>> Begin INPUT DATA

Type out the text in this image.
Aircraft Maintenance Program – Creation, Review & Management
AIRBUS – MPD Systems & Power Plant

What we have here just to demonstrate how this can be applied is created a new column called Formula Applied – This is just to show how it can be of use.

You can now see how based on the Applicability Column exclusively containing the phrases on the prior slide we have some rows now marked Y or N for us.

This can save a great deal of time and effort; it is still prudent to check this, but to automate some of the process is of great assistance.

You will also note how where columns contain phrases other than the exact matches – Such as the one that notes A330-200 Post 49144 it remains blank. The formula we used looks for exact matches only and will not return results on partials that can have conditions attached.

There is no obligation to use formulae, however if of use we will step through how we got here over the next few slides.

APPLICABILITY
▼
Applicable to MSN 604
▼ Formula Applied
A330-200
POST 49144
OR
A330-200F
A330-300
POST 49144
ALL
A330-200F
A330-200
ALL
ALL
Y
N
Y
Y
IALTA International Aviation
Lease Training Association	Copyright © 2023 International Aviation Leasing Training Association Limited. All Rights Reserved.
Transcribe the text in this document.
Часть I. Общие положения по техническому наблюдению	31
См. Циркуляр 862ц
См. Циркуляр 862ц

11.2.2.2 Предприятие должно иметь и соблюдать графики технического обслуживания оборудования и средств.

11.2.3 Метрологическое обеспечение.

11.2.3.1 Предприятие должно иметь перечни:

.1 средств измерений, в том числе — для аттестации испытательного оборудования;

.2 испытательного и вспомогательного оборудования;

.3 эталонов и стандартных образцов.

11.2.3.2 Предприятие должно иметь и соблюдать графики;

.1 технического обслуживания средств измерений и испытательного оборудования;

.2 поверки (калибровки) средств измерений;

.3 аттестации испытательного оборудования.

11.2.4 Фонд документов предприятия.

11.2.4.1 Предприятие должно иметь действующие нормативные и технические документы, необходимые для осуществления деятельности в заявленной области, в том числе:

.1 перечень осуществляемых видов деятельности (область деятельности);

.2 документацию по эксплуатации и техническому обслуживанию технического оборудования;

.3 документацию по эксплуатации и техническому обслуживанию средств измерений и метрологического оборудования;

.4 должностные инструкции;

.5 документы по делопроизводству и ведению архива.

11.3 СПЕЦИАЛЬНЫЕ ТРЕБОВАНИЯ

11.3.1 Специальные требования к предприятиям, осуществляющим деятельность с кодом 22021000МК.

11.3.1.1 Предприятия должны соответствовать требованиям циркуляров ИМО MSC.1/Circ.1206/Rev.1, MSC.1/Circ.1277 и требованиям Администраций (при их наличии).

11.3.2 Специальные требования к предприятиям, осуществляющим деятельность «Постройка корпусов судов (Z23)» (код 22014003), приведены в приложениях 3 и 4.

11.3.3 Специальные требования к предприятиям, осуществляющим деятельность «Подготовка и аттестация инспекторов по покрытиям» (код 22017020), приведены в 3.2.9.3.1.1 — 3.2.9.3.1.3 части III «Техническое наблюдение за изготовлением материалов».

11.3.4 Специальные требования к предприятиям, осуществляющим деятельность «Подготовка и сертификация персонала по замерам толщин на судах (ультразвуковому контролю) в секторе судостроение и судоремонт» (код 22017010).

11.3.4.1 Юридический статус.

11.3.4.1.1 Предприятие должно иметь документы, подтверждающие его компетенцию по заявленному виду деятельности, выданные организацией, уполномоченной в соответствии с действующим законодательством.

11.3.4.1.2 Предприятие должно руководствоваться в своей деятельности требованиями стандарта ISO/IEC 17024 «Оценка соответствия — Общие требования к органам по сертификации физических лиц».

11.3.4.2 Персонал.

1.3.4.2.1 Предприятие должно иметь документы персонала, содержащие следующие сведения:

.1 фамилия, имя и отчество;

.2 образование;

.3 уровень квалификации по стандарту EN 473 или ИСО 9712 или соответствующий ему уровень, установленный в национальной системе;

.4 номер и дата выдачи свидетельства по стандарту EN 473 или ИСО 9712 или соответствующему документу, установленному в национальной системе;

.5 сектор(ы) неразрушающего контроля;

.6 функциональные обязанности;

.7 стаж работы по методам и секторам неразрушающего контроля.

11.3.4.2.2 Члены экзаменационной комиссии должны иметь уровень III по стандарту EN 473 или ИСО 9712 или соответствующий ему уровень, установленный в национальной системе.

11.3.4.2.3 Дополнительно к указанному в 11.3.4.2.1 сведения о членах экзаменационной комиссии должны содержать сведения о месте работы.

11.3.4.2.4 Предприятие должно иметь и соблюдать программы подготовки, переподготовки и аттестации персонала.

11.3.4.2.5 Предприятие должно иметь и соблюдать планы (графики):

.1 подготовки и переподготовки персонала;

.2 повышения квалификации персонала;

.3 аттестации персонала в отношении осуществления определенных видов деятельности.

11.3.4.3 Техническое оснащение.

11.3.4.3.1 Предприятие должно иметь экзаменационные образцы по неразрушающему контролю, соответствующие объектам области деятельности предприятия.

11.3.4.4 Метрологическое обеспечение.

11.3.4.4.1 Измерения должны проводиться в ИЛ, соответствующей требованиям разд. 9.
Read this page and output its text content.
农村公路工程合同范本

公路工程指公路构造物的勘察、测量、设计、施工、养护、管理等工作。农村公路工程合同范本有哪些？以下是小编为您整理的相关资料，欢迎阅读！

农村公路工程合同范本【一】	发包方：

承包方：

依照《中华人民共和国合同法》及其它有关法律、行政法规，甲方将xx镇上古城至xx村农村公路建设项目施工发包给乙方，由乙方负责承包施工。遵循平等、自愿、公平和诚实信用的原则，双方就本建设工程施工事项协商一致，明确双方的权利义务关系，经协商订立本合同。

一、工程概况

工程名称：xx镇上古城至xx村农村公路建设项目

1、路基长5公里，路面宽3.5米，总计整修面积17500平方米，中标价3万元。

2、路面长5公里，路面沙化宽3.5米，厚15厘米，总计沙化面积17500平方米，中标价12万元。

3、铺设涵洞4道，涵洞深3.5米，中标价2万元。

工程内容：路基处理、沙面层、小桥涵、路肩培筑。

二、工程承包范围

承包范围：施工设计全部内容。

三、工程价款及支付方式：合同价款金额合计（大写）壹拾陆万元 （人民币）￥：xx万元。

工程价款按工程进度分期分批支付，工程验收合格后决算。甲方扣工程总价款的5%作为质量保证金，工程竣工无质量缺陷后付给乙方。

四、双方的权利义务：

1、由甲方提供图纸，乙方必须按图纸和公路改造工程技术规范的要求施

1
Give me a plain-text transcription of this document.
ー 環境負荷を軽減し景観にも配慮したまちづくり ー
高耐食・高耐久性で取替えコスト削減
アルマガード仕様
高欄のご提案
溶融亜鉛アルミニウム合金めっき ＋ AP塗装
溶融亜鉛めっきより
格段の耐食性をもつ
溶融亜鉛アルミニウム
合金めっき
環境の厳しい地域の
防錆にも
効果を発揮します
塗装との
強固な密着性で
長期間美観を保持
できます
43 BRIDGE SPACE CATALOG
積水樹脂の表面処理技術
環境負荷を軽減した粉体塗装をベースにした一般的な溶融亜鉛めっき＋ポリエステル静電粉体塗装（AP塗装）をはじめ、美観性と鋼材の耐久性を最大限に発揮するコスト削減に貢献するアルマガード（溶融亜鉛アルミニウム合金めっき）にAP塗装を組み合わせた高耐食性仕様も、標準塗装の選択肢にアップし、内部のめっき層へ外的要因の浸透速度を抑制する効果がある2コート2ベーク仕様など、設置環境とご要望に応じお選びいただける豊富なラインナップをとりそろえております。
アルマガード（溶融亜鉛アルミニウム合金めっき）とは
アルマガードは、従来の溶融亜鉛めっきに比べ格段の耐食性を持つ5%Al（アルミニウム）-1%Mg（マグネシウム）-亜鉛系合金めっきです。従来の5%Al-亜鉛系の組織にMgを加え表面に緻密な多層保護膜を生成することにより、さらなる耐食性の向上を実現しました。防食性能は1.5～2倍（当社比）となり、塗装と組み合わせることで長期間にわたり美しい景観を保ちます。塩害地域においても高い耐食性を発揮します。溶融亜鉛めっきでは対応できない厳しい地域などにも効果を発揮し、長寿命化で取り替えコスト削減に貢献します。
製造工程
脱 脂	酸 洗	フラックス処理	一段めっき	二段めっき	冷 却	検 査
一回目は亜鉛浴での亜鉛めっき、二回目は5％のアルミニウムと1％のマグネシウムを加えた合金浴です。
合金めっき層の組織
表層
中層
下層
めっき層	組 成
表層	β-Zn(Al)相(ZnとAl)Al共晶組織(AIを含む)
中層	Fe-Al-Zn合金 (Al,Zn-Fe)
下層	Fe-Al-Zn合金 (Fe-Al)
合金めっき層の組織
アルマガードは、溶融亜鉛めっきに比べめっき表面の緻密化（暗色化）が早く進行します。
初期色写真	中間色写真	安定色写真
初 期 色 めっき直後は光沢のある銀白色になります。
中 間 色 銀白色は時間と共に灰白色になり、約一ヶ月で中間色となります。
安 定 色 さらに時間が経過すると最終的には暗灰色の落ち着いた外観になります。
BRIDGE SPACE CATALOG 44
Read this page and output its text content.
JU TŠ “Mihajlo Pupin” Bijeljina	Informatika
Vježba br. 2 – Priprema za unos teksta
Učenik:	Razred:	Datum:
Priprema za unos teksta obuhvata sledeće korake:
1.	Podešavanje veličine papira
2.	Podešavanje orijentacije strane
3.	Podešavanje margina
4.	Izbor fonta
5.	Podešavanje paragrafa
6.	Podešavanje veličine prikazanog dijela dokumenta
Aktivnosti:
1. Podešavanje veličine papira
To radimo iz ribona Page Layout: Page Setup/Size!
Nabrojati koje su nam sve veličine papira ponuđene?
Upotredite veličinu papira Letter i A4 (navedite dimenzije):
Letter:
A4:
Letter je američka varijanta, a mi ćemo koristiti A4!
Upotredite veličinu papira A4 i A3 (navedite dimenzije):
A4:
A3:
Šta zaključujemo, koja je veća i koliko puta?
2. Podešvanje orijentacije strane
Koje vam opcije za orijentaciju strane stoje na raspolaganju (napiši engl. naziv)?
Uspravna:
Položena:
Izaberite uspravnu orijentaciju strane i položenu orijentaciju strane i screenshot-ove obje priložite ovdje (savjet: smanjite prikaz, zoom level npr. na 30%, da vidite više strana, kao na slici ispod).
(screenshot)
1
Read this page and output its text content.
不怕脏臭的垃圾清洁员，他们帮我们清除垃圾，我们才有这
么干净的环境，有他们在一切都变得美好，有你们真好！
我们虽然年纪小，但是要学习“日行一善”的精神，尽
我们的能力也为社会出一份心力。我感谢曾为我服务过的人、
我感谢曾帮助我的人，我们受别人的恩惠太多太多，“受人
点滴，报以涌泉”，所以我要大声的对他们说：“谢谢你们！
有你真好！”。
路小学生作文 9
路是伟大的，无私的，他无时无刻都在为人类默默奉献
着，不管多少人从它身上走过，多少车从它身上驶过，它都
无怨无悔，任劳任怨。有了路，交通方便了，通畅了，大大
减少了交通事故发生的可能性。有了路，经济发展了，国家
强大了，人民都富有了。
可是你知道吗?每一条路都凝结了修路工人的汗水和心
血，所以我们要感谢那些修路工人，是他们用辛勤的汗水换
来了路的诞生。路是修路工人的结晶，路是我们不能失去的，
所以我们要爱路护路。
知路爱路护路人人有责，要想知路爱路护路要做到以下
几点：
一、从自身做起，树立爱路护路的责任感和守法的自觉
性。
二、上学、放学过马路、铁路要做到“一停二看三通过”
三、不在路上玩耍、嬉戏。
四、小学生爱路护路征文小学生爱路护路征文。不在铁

>> End INPUT DATA

WHAT IS NEEDED:
Identify each line holding the string "this", and copy it out.

OUTPUT OF THE TASK:
Type out the text in this image.
What we have here just to demonstrate how this can be applied is created a new column called Formula Applied – This is just to show how it can be of use.
This can save a great deal of time and effort; it is still prudent to check this, but to automate some of the process is of great assistance.
Transcribe the text in this document.
Read this page and output its text content.
Give me a plain-text transcription of this document.
Read this page and output its text content.
Read this page and output its text content.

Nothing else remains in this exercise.